>> begin PROVIDED MATERIAL

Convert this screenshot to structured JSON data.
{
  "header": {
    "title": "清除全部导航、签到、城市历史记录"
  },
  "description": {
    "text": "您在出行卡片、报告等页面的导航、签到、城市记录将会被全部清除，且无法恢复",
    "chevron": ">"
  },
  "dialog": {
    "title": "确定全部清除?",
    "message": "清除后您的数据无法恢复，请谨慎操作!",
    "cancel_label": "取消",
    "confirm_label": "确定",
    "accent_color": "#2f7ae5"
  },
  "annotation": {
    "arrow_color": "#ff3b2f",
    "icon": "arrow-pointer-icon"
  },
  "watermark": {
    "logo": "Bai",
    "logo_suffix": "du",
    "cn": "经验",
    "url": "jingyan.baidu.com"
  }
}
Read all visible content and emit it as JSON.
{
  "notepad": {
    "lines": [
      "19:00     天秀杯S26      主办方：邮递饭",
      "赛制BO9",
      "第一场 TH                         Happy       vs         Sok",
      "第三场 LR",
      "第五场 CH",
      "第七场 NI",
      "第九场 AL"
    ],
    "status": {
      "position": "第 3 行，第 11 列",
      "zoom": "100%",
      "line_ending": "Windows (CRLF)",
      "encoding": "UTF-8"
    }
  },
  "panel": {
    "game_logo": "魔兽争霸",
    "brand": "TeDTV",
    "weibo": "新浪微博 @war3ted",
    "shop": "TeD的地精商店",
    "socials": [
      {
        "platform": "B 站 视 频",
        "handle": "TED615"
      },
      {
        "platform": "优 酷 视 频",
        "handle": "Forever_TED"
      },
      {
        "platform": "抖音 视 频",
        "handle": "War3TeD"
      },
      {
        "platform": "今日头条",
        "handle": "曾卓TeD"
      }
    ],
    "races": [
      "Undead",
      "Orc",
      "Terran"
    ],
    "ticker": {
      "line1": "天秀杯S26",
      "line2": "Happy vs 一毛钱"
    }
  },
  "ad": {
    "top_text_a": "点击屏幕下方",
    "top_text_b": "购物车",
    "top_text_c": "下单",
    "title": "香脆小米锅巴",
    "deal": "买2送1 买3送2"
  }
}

>> end PROVIDED MATERIAL

Retype every record above exactly as written.

Convert this screenshot to structured JSON data.
{
  "header": {
    "title": "清除全部导航、签到、城市历史记录"
  },
  "description": {
    "text": "您在出行卡片、报告等页面的导航、签到、城市记录将会被全部清除，且无法恢复",
    "chevron": ">"
  },
  "dialog": {
    "title": "确定全部清除?",
    "message": "清除后您的数据无法恢复，请谨慎操作!",
    "cancel_label": "取消",
    "confirm_label": "确定",
    "accent_color": "#2f7ae5"
  },
  "annotation": {
    "arrow_color": "#ff3b2f",
    "icon": "arrow-pointer-icon"
  },
  "watermark": {
    "logo": "Bai",
    "logo_suffix": "du",
    "cn": "经验",
    "url": "jingyan.baidu.com"
  }
}
Read all visible content and emit it as JSON.
{
  "notepad": {
    "lines": [
      "19:00     天秀杯S26      主办方：邮递饭",
      "赛制BO9",
      "第一场 TH                         Happy       vs         Sok",
      "第三场 LR",
      "第五场 CH",
      "第七场 NI",
      "第九场 AL"
    ],
    "status": {
      "position": "第 3 行，第 11 列",
      "zoom": "100%",
      "line_ending": "Windows (CRLF)",
      "encoding": "UTF-8"
    }
  },
  "panel": {
    "game_logo": "魔兽争霸",
    "brand": "TeDTV",
    "weibo": "新浪微博 @war3ted",
    "shop": "TeD的地精商店",
    "socials": [
      {
        "platform": "B 站 视 频",
        "handle": "TED615"
      },
      {
        "platform": "优 酷 视 频",
        "handle": "Forever_TED"
      },
      {
        "platform": "抖音 视 频",
        "handle": "War3TeD"
      },
      {
        "platform": "今日头条",
        "handle": "曾卓TeD"
      }
    ],
    "races": [
      "Undead",
      "Orc",
      "Terran"
    ],
    "ticker": {
      "line1": "天秀杯S26",
      "line2": "Happy vs 一毛钱"
    }
  },
  "ad": {
    "top_text_a": "点击屏幕下方",
    "top_text_b": "购物车",
    "top_text_c": "下单",
    "title": "香脆小米锅巴",
    "deal": "买2送1 买3送2"
  }
}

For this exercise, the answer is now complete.